- What is expected: With the images removed, write out every line below exactly.

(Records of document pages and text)
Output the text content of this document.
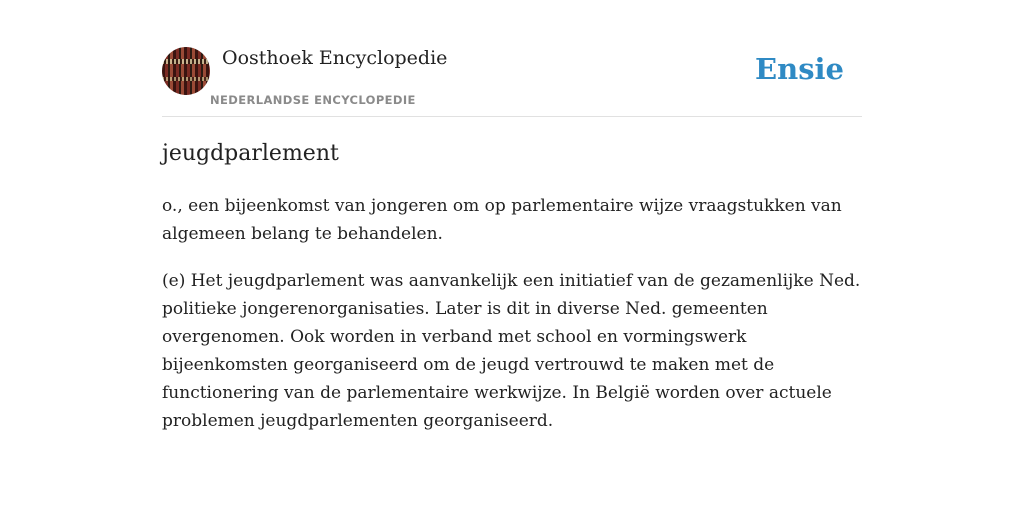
Oosthoek Encyclopedie
NEDERLANDSE ENCYCLOPEDIE
Ensie
jeugdparlement

o., een bijeenkomst van jongeren om op parlementaire wijze vraagstukken van algemeen belang te behandelen.

(e) Het jeugdparlement was aanvankelijk een initiatief van de gezamenlijke Ned. politieke jongerenorganisaties. Later is dit in diverse Ned. gemeenten overgenomen. Ook worden in verband met school en vormingswerk bijeenkomsten georganiseerd om de jeugd vertrouwd te maken met de functionering van de parlementaire werkwijze. In België worden over actuele problemen jeugdparlementen georganiseerd.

- Result for this task:
Output the text content of this document.
Oosthoek Encyclopedie
NEDERLANDSE ENCYCLOPEDIE
Ensie
jeugdparlement

o., een bijeenkomst van jongeren om op parlementaire wijze vraagstukken van algemeen belang te behandelen.

(e) Het jeugdparlement was aanvankelijk een initiatief van de gezamenlijke Ned. politieke jongerenorganisaties. Later is dit in diverse Ned. gemeenten overgenomen. Ook worden in verband met school en vormingswerk bijeenkomsten georganiseerd om de jeugd vertrouwd te maken met de functionering van de parlementaire werkwijze. In België worden over actuele problemen jeugdparlementen georganiseerd.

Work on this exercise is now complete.